> [TASK TO CARRY OUT]: Locate the lines of the listing below that hold "durante", then copy each of them.

☆ ☆ ☆

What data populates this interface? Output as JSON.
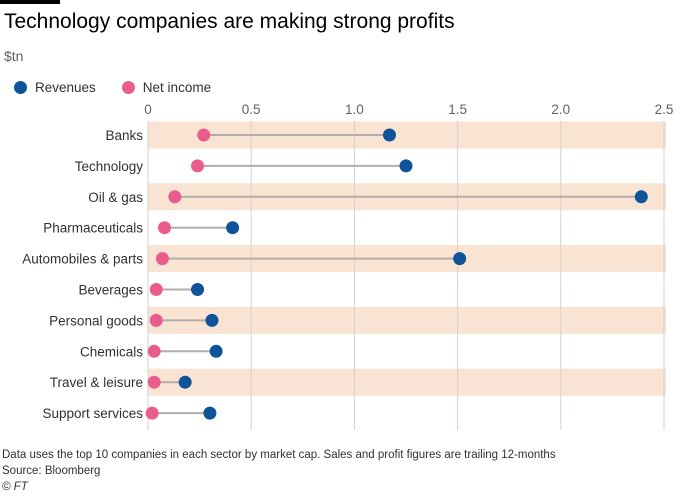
{
  "header": {
    "title": "Technology companies are making strong profits",
    "unit": "$tn"
  },
  "colors": {
    "revenues": "#0f5499",
    "net_income": "#e95d8c",
    "band": "#f9e4d3",
    "connector": "#b3aca8",
    "gridline": "#d9cfc8"
  },
  "chart_data": {
    "type": "scatter",
    "subtype": "dumbbell",
    "title": "Technology companies are making strong profits",
    "xlabel": "",
    "ylabel": "",
    "unit": "$tn",
    "xlim": [
      0,
      2.5
    ],
    "xticks": [
      0,
      0.5,
      1.0,
      1.5,
      2.0,
      2.5
    ],
    "xtick_labels": [
      "0",
      "0.5",
      "1.0",
      "1.5",
      "2.0",
      "2.5"
    ],
    "grid": true,
    "legend_position": "top-left",
    "categories": [
      "Banks",
      "Technology",
      "Oil & gas",
      "Pharmaceuticals",
      "Automobiles & parts",
      "Beverages",
      "Personal goods",
      "Chemicals",
      "Travel & leisure",
      "Support services"
    ],
    "series": [
      {
        "name": "Revenues",
        "values": [
          1.17,
          1.25,
          2.39,
          0.41,
          1.51,
          0.24,
          0.31,
          0.33,
          0.18,
          0.3
        ]
      },
      {
        "name": "Net income",
        "values": [
          0.27,
          0.24,
          0.13,
          0.08,
          0.07,
          0.04,
          0.04,
          0.03,
          0.03,
          0.02
        ]
      }
    ]
  },
  "footer": {
    "note": "Data uses the top 10 companies in each sector by market cap. Sales and profit figures are trailing 12-months",
    "source": "Source: Bloomberg",
    "copyright": "© FT"
  }
}
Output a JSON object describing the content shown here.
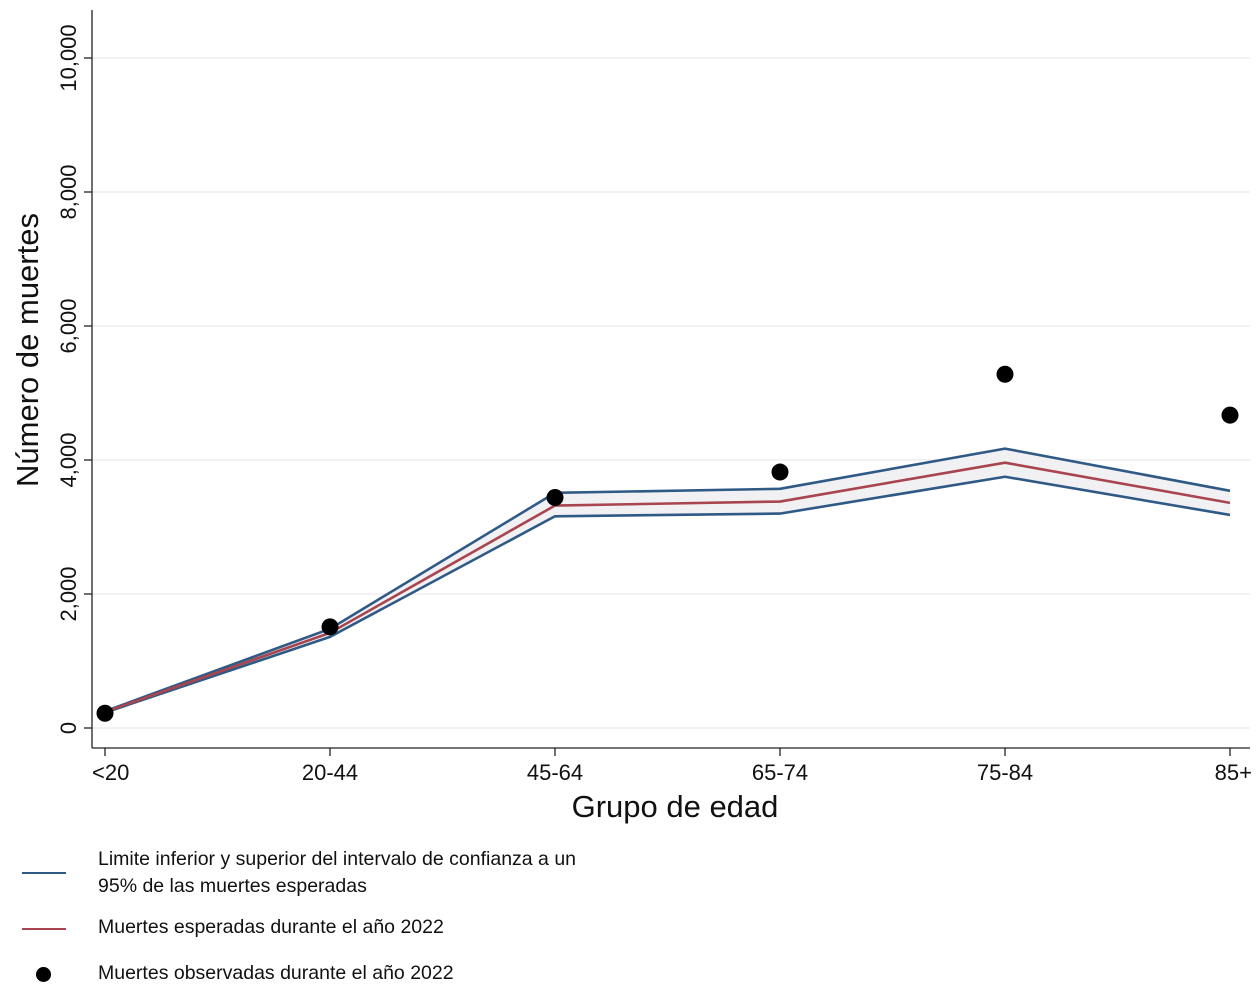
{
  "chart_data": {
    "type": "line",
    "categories": [
      "<20",
      "20-44",
      "45-64",
      "65-74",
      "75-84",
      "85+"
    ],
    "series": [
      {
        "name": "Muertes esperadas durante el año 2022",
        "kind": "line",
        "color": "#a8454f",
        "values": [
          240,
          1420,
          3320,
          3380,
          3960,
          3360
        ]
      },
      {
        "name": "Limite inferior y superior del intervalo de confianza a un 95% de las muertes esperadas",
        "kind": "ci",
        "color": "#2f5a86",
        "lower": [
          230,
          1360,
          3160,
          3200,
          3750,
          3180
        ],
        "upper": [
          250,
          1480,
          3510,
          3570,
          4170,
          3540
        ]
      },
      {
        "name": "Muertes observadas durante el año 2022",
        "kind": "scatter",
        "color": "#000000",
        "values": [
          220,
          1510,
          3440,
          3820,
          5280,
          4670
        ]
      }
    ],
    "band_fill": "#f1f1f3",
    "yticks": [
      "0",
      "2,000",
      "4,000",
      "6,000",
      "8,000",
      "10,000"
    ],
    "ylim": [
      0,
      10800
    ],
    "xlabel": "Grupo de edad",
    "ylabel": "Número de muertes",
    "grid": true,
    "legend_position": "bottom"
  },
  "legend": {
    "ci_line1": "Limite inferior y superior del intervalo de confianza a un",
    "ci_line2": "95% de las muertes esperadas",
    "expected": "Muertes esperadas durante el año 2022",
    "observed": "Muertes observadas durante el año 2022"
  }
}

☆ ☆ ☆

> [SOLUTION TO THIS PROBLEM]:
        "name": "Muertes esperadas durante el año 2022",
        "name": "Muertes observadas durante el año 2022",
    "expected": "Muertes esperadas durante el año 2022",
    "observed": "Muertes observadas durante el año 2022"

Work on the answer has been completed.